- Source passage
Content starts

Cloud-based remote access to the rescue!
To mitigate the risks associated with VPNs and desktop sharing apps, real estate owners and operators should consider cloud-based remote access. These platforms compliment a zero-trust architecture by providing a single secure tunnel from known cloud infrastructure, instead of multiple connections per user connections with VPNs. This approach offers numerous advantages:
- Stronger authentication: Cloud-base remote access solutions use bookended certificates to provide a higher level of authentication than username/password combinations. Certificates are less susceptible to phishing attacks and can also be combined with other authentication factors for increased security, reducing the risk of unauthorized access to smart building OT systems.
- Fine-grained access control: Cloud-based remote access solutions allow for the implementation of granular access controls, ensuring that users have access only to the specific devices and resources they need to perform their tasks in smart buildings.
- Simplified management: Cloud-based solutions typically offer centralized management, making it easier to monitor and control remote access across the organization. This can help prevent misconfigurations and reduce the risk of unauthorized access in smart buildings.
- Enhanced security: Cloud-based solutions often include built-in security features, such as data encryption, intrusion detection, and monitoring capabilities, further bolstering the organization’s security posture in the smart building sector.
- Scalability: Cloud-based remote access solutions can easily scale to accommodate the changing needs of real estate owners and operators, whether it’s expanding their remote workforce or adjusting to fluctuations in demand for access to OT systems in smart buildings.

Content ends

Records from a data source

Content starts

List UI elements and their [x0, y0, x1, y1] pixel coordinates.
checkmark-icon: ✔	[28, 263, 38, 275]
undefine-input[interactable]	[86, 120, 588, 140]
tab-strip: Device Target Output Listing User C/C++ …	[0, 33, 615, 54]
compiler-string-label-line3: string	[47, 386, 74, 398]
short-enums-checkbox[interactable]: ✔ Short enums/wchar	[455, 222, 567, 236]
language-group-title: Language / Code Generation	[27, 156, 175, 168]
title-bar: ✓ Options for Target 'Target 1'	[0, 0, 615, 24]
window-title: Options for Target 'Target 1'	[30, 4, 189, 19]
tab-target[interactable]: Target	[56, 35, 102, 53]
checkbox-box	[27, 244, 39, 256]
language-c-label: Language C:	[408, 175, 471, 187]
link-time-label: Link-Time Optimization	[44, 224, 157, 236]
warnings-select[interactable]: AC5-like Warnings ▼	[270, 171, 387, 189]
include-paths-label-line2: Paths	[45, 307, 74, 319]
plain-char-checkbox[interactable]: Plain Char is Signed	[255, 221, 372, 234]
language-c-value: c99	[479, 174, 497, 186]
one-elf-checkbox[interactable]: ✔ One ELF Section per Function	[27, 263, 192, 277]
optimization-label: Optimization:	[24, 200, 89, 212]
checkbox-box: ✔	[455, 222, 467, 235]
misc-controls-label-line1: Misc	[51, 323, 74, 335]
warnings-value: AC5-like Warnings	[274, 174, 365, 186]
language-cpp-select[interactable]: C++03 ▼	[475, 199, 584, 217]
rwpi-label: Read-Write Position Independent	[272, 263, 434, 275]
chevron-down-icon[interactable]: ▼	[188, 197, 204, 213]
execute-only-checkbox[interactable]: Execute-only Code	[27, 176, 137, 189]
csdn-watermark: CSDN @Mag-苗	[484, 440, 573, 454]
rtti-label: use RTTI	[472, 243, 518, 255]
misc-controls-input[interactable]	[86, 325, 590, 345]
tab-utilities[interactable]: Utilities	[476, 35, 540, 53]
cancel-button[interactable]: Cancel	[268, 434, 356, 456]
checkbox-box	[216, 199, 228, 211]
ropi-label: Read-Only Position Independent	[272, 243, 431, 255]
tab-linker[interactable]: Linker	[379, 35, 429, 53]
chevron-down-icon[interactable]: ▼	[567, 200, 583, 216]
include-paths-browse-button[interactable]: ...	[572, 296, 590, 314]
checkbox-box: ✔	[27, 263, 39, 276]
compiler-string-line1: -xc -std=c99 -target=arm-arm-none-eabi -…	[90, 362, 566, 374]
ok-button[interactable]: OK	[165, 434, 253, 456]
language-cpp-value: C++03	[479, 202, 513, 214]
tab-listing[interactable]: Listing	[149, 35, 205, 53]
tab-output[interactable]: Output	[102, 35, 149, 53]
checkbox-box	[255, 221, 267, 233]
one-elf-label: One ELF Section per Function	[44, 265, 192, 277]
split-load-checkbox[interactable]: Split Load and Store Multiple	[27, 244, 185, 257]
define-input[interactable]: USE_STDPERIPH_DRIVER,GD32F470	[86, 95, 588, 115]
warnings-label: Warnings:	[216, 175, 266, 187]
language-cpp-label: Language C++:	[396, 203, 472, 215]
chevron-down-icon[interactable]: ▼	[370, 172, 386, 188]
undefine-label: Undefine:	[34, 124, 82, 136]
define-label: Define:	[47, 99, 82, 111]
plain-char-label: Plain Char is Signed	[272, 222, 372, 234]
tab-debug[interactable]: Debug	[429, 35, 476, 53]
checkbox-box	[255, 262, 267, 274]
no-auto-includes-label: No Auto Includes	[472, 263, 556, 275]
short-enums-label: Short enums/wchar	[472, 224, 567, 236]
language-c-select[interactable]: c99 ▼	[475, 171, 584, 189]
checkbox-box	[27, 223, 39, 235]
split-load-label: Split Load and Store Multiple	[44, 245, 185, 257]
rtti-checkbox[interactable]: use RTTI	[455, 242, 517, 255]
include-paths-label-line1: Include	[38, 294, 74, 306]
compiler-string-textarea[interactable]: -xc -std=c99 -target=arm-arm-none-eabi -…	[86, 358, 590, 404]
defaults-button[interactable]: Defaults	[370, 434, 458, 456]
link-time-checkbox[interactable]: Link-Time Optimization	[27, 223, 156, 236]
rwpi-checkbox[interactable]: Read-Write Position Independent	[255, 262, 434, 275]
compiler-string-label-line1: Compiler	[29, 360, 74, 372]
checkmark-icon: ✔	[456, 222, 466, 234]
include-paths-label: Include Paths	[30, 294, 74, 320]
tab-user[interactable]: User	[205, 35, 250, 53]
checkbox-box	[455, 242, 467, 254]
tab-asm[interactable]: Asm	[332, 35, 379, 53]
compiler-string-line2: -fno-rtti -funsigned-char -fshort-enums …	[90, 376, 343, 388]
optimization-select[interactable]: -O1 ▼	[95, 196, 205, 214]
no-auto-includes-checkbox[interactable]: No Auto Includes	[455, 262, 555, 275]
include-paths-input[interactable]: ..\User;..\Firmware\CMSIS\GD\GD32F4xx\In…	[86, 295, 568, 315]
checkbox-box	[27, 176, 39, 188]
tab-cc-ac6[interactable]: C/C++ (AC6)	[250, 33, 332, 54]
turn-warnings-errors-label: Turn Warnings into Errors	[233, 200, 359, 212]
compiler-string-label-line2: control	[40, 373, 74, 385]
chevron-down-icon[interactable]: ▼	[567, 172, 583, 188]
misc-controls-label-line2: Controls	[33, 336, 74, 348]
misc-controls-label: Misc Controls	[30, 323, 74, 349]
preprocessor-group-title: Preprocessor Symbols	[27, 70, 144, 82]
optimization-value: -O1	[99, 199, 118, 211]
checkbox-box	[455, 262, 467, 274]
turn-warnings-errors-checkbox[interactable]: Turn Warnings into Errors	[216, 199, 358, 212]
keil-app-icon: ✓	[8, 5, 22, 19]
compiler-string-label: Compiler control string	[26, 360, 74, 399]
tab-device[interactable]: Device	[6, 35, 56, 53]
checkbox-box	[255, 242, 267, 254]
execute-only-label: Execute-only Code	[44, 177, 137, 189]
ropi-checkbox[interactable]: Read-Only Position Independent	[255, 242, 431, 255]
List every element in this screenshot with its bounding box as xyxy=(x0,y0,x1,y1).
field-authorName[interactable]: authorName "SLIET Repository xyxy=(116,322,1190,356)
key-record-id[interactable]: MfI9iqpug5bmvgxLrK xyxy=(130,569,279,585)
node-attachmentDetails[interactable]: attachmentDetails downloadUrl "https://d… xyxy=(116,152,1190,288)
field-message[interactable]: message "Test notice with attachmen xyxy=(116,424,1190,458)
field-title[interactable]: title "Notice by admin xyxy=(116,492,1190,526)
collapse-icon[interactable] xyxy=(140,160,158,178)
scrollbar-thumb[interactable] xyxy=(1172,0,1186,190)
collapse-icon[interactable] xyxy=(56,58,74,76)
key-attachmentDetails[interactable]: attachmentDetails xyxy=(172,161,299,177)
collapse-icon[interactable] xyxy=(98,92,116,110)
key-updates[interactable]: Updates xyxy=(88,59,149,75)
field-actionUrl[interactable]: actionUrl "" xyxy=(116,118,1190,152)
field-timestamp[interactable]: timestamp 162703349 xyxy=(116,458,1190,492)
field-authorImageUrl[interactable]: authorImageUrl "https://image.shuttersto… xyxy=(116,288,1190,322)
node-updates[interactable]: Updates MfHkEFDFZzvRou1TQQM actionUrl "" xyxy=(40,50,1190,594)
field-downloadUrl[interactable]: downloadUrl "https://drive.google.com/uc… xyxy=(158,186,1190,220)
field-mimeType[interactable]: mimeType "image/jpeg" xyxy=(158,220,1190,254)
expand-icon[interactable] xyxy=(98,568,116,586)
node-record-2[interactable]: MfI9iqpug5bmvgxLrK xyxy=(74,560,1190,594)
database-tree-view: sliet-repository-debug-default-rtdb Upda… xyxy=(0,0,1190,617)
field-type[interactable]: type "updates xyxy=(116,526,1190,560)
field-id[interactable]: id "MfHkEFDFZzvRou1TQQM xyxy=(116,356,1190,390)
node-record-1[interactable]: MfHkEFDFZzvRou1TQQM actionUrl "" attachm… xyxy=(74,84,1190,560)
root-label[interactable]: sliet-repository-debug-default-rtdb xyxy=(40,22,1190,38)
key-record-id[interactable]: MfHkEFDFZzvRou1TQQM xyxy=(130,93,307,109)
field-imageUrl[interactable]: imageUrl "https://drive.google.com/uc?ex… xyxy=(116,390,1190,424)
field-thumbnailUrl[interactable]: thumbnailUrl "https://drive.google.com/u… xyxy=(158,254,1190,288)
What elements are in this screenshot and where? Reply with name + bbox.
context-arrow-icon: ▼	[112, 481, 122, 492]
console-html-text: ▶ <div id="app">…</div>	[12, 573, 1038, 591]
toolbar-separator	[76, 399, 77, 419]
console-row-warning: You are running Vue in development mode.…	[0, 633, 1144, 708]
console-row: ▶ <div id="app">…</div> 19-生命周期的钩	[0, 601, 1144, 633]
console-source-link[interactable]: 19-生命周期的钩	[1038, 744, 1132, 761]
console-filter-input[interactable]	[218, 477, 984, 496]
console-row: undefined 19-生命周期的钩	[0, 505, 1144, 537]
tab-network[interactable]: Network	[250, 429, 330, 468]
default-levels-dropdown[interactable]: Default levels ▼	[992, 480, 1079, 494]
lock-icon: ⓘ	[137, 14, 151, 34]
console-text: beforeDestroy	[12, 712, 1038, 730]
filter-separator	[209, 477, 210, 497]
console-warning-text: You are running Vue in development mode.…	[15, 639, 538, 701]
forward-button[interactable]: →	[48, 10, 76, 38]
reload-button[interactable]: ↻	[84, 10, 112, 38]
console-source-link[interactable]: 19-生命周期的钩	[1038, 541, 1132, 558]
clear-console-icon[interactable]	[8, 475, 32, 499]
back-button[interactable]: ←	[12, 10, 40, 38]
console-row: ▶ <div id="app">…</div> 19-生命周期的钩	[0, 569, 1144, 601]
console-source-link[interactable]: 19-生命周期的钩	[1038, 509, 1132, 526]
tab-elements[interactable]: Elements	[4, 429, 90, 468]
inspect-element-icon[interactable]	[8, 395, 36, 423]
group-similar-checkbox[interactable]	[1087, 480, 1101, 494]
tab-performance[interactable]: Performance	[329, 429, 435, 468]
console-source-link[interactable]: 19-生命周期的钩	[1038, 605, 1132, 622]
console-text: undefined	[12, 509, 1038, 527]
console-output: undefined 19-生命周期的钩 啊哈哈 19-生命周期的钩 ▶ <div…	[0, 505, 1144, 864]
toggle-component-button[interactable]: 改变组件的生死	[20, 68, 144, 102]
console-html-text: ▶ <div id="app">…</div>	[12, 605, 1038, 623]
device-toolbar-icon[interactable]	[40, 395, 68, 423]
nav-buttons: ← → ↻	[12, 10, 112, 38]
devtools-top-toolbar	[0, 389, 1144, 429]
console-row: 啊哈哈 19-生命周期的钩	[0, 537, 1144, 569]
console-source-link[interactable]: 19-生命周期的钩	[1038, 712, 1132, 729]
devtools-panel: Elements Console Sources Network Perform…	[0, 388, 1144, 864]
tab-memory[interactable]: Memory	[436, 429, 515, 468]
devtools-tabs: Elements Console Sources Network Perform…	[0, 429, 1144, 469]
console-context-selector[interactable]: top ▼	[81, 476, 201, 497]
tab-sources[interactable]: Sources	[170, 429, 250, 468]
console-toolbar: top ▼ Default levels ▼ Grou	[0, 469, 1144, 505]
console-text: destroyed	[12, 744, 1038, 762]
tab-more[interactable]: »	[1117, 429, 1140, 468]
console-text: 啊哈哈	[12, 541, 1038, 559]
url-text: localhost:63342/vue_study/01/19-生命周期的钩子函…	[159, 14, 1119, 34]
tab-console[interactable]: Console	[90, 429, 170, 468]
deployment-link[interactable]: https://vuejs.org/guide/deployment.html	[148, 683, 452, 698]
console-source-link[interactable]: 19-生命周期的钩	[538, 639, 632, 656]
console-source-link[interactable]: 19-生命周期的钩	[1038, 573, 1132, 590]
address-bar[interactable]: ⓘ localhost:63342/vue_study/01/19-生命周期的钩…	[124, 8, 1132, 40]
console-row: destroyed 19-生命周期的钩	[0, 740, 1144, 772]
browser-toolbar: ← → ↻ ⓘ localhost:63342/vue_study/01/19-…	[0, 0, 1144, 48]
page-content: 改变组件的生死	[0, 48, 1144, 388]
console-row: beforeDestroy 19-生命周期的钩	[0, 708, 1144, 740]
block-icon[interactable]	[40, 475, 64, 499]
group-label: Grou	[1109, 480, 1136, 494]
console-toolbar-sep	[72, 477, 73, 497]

Content ends

- What to do
1 – According to the passage on cloud-based remote access, what do these solutions use to give a higher level of authentication than username/password combinations?
2 – Decide whether each statement agrees with the passage on cloud-based remote access, answering yes or no and quoting the deciding words:
(a) These platforms provide a single secure tunnel from known cloud infrastructure.
(b) Certificates are more susceptible to phishing attacks than other methods.
(c) Cloud-based solutions typically offer decentralized management.
3 – Carry on the passage on cloud-based remote access from the point where it stops.
The material is not needed for any of this work.

- Response list
1 – Bookended certificates.

2 –
(a) Yes: "providing a single secure tunnel from known cloud infrastructure"
(b) No: "Certificates are less susceptible to phishing attacks"
(c) No: "Cloud-based solutions typically offer centralized management"

3 –
- Improved performance: Cloud-based remote access solutions can offer better performance than traditional VPNs, ensuring that latency and bandwidth constraints do not negatively impact OT system performance in smart buildings.
In today’s hyperconnected world, real estate owners and operators must carefully consider the cybersecurity risks associated with remote access to operational technology systems in smart buildings. While VPNs and desktop sharing apps like TeamViewer have traditionally been popular choices for remote access, they come with significant security vulnerabilities that can expose organizations to data breaches and other cyber threats.
To address these risks, real estate owners and operators should consider adopting a cloud-based remote access solution that uses bookended certificates for enhanced security. This approach offers a more secure, scalable, and manageable solution that enables organizations to provide remote access to their OT systems in smart buildings without compromising on security.
By making the shift to a cloud-based remote access solution with bookended certificates, real estate owners and operators can effectively mitigate the risks associated with VPNs and desktop sharing apps, protecting their critical OT systems in smart buildings and ensuring the continued success and security of their operations.